Task requirements: Copy each line in the data that includes the word "Limit".

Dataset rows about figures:
<<<<

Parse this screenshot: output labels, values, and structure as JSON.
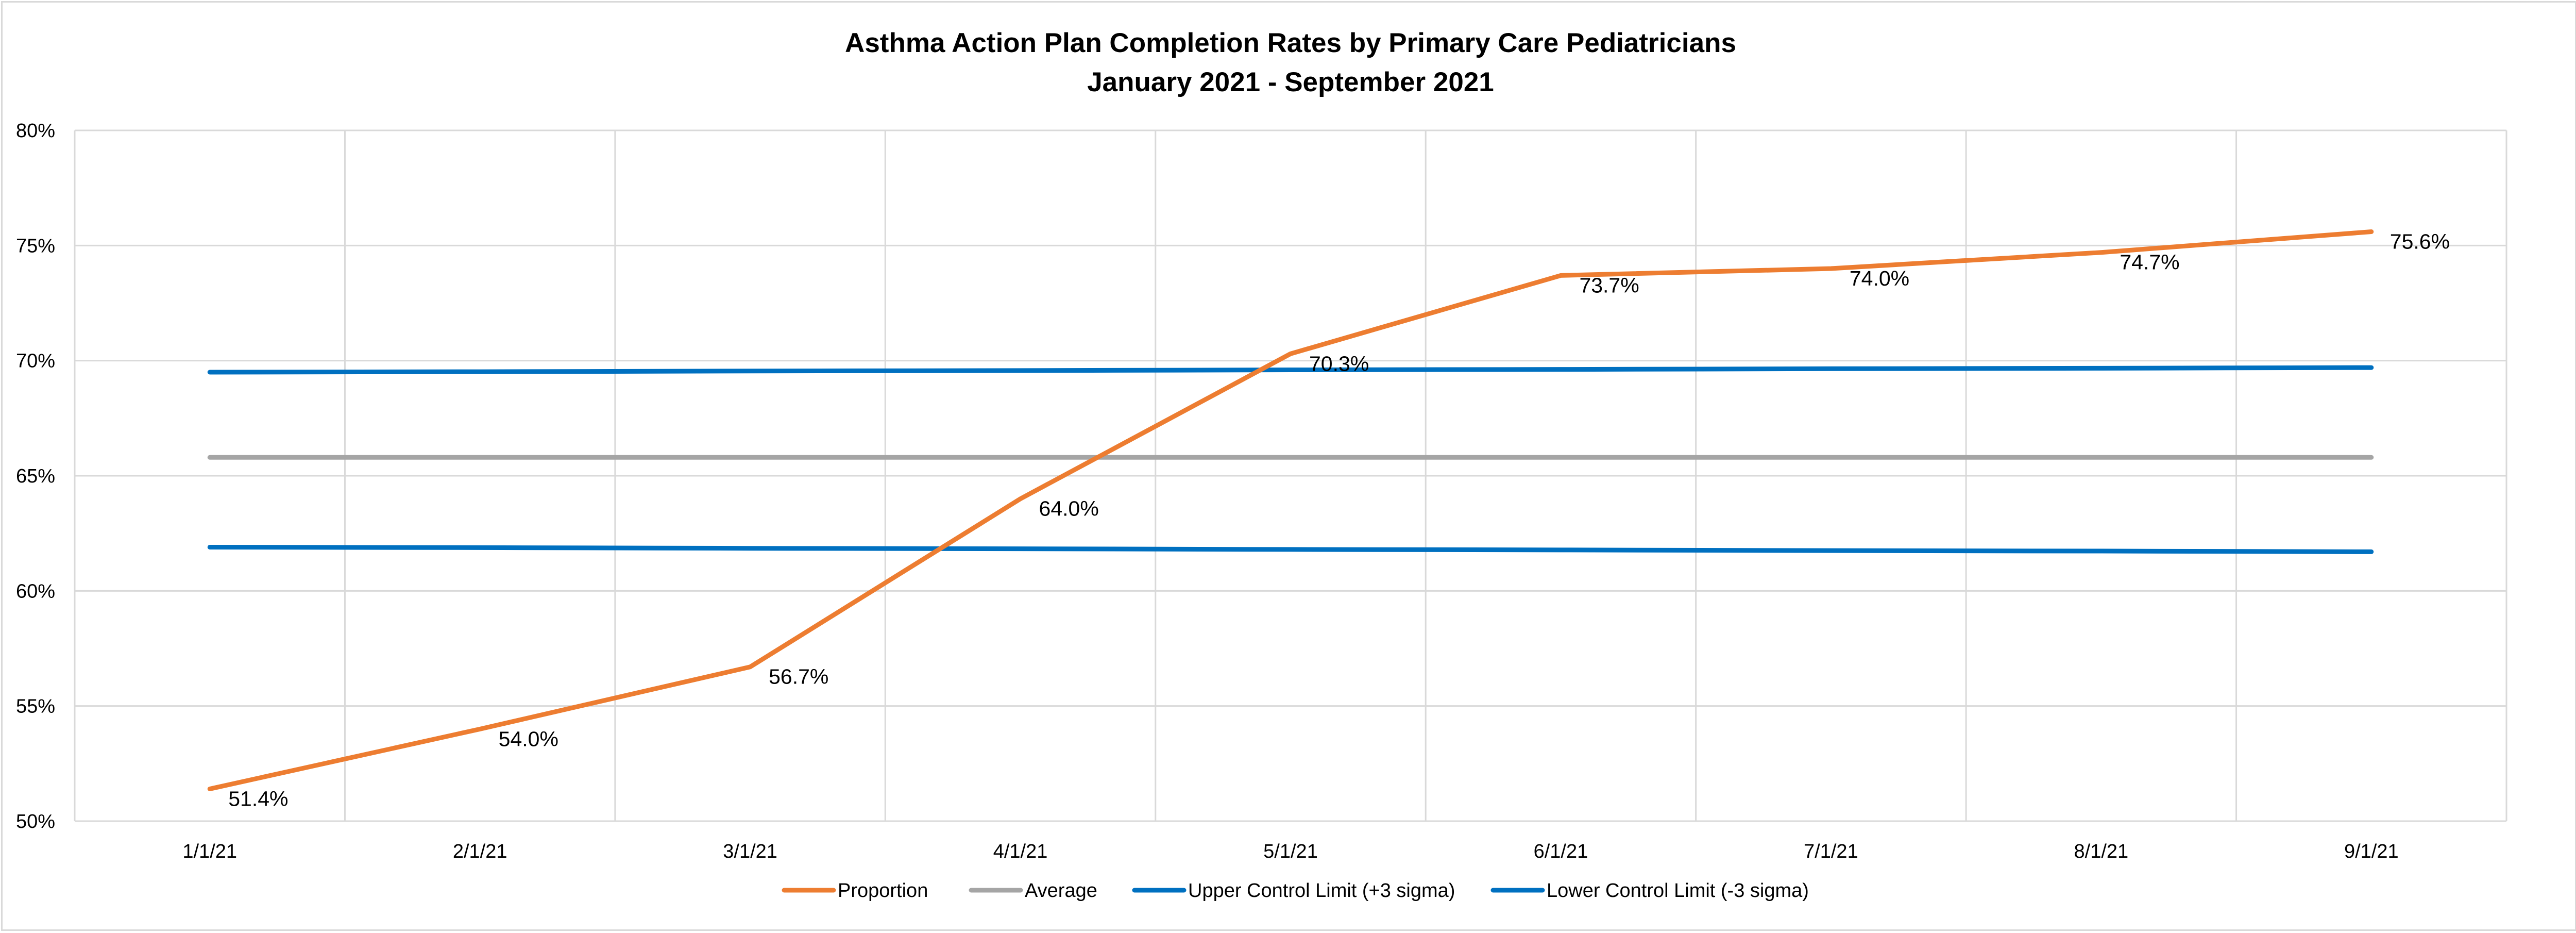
{
  "chart_data": {
    "type": "line",
    "title": "Asthma Action Plan Completion Rates by Primary Care Pediatricians",
    "subtitle": "January 2021 - September 2021",
    "categories": [
      "1/1/21",
      "2/1/21",
      "3/1/21",
      "4/1/21",
      "5/1/21",
      "6/1/21",
      "7/1/21",
      "8/1/21",
      "9/1/21"
    ],
    "ylim": [
      0.5,
      0.8
    ],
    "yticks": [
      0.5,
      0.55,
      0.6,
      0.65,
      0.7,
      0.75,
      0.8
    ],
    "ytick_labels": [
      "50%",
      "55%",
      "60%",
      "65%",
      "70%",
      "75%",
      "80%"
    ],
    "grid": true,
    "legend_position": "bottom",
    "series": [
      {
        "name": "Proportion",
        "color": "#ED7D31",
        "values": [
          0.514,
          0.54,
          0.567,
          0.64,
          0.703,
          0.737,
          0.74,
          0.747,
          0.756
        ],
        "data_labels": [
          "51.4%",
          "54.0%",
          "56.7%",
          "64.0%",
          "70.3%",
          "73.7%",
          "74.0%",
          "74.7%",
          "75.6%"
        ]
      },
      {
        "name": "Average",
        "color": "#A5A5A5",
        "values": [
          0.658,
          0.658,
          0.658,
          0.658,
          0.658,
          0.658,
          0.658,
          0.658,
          0.658
        ]
      },
      {
        "name": "Upper Control Limit (+3 sigma)",
        "color": "#0070C0",
        "values": [
          0.695,
          0.6952,
          0.6955,
          0.6957,
          0.696,
          0.6962,
          0.6965,
          0.6967,
          0.697
        ]
      },
      {
        "name": "Lower Control Limit (-3 sigma)",
        "color": "#0070C0",
        "values": [
          0.619,
          0.6188,
          0.6185,
          0.6183,
          0.618,
          0.6178,
          0.6175,
          0.6173,
          0.617
        ]
      }
    ]
  }
}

>>>>

Output below:
        "name": "Upper Control Limit (+3 sigma)",
        "name": "Lower Control Limit (-3 sigma)",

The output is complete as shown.